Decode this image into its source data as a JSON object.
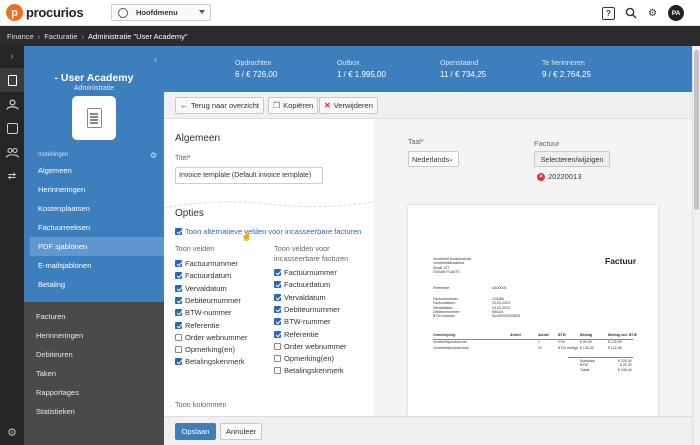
{
  "brand": {
    "name": "procurios"
  },
  "mainmenu": {
    "label": "Hoofdmenu"
  },
  "topbar": {
    "help": "?",
    "avatar": "PA"
  },
  "breadcrumb": {
    "items": [
      "Finance",
      "Facturatie",
      "Administratie \"User Academy\""
    ],
    "sep": "›"
  },
  "sidebar": {
    "title": "- User Academy",
    "subtitle": "Administratie",
    "section_label": "Instellingen",
    "settings_items": [
      "Algemeen",
      "Herinneringen",
      "Kostenplaatsen",
      "Factuurreeksen",
      "PDF sjablonen",
      "E-mailsjablonen",
      "Betaling"
    ],
    "active_item": "PDF sjablonen",
    "nav_items": [
      "Facturen",
      "Herinneringen",
      "Debiteuren",
      "Taken",
      "Rapportages",
      "Statistieken"
    ]
  },
  "stats": [
    {
      "label": "Opdrachten",
      "value": "6 / € 726,00"
    },
    {
      "label": "Outbox",
      "value": "1 / € 1.995,00"
    },
    {
      "label": "Openstaand",
      "value": "11 / € 734,25"
    },
    {
      "label": "Te herinneren",
      "value": "9 / € 2.764,25"
    }
  ],
  "toolbar": {
    "back": "Terug naar overzicht",
    "copy": "Kopiëren",
    "delete": "Verwijderen"
  },
  "form": {
    "general_heading": "Algemeen",
    "title_label": "Titel",
    "title_value": "Invoice template (Default invoice template)",
    "options_heading": "Opties",
    "alt_fields_label": "Toon alternatieve velden voor incasseerbare facturen",
    "col1_heading": "Toon velden",
    "col2_heading": "Toon velden voor incasseerbare facturen",
    "columns_heading": "Toon kolommen",
    "fields": [
      {
        "label": "Factuurnummer",
        "checked": true
      },
      {
        "label": "Factuurdatum",
        "checked": true
      },
      {
        "label": "Vervaldatum",
        "checked": true
      },
      {
        "label": "Debiteurnummer",
        "checked": true
      },
      {
        "label": "BTW-nummer",
        "checked": true
      },
      {
        "label": "Referentie",
        "checked": true
      },
      {
        "label": "Order webnummer",
        "checked": false
      },
      {
        "label": "Opmerking(en)",
        "checked": false
      },
      {
        "label": "Betalingskenmerk",
        "checked": true
      }
    ],
    "fields_collectable": [
      {
        "label": "Factuurnummer",
        "checked": true
      },
      {
        "label": "Factuurdatum",
        "checked": true
      },
      {
        "label": "Vervaldatum",
        "checked": true
      },
      {
        "label": "Debiteurnummer",
        "checked": true
      },
      {
        "label": "BTW-nummer",
        "checked": true
      },
      {
        "label": "Referentie",
        "checked": true
      },
      {
        "label": "Order webnummer",
        "checked": false
      },
      {
        "label": "Opmerking(en)",
        "checked": false
      },
      {
        "label": "Betalingskenmerk",
        "checked": false
      }
    ]
  },
  "preview": {
    "language_label": "Taal",
    "language_value": "Nederlands",
    "invoice_label": "Factuur",
    "invoice_button": "Selecteren/wijzigen",
    "invoice_number": "20220013",
    "doc": {
      "title": "Factuur",
      "address": [
        "Voorbeeld bookhouseda",
        "Voorbeeldstraatekst",
        "Straat 127",
        "0000AB PLAATS"
      ],
      "reference_label": "Referentie:",
      "reference_value": "AA00000",
      "meta_labels": [
        "Factuurnummer:",
        "Factuurdatum:",
        "Vervaldatum:",
        "Debiteurnummer:",
        "BTW-nummer:"
      ],
      "meta_values": [
        "123456",
        "20-03-2023",
        "24-03-2023",
        "654321",
        "NL000000000B00"
      ],
      "table_headers": [
        "Omschrijving",
        "Artikel",
        "Aantal",
        "BTW",
        "Bedrag",
        "Bedrag incl. BTW"
      ],
      "rows": [
        [
          "Voorbeeldproduct een",
          "",
          "1",
          "21%",
          "€ 99,99",
          "€ 120,99"
        ],
        [
          "Voorbeeldproduct twee",
          "",
          "21",
          "BTW verlegd",
          "€ 125,45",
          "€ 122,45"
        ]
      ],
      "totals_labels": [
        "Subtotaal",
        "BTW",
        "Totaal"
      ],
      "totals_values": [
        "€ 225,44",
        "€ 21,00",
        "€ 246,44"
      ]
    }
  },
  "footer": {
    "save": "Opslaan",
    "cancel": "Annuleer"
  },
  "colors": {
    "brand_orange": "#f06c22",
    "primary_blue": "#3d7fbd",
    "active_blue": "#5e98cf",
    "danger_red": "#d9332a"
  }
}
===============
WHAT THE TASK REQUIRES → Count how many lines in the data contain the word "Voorbeeldproduct", giving the number without comment.

SOLUTION TO THIS PROBLEM → 2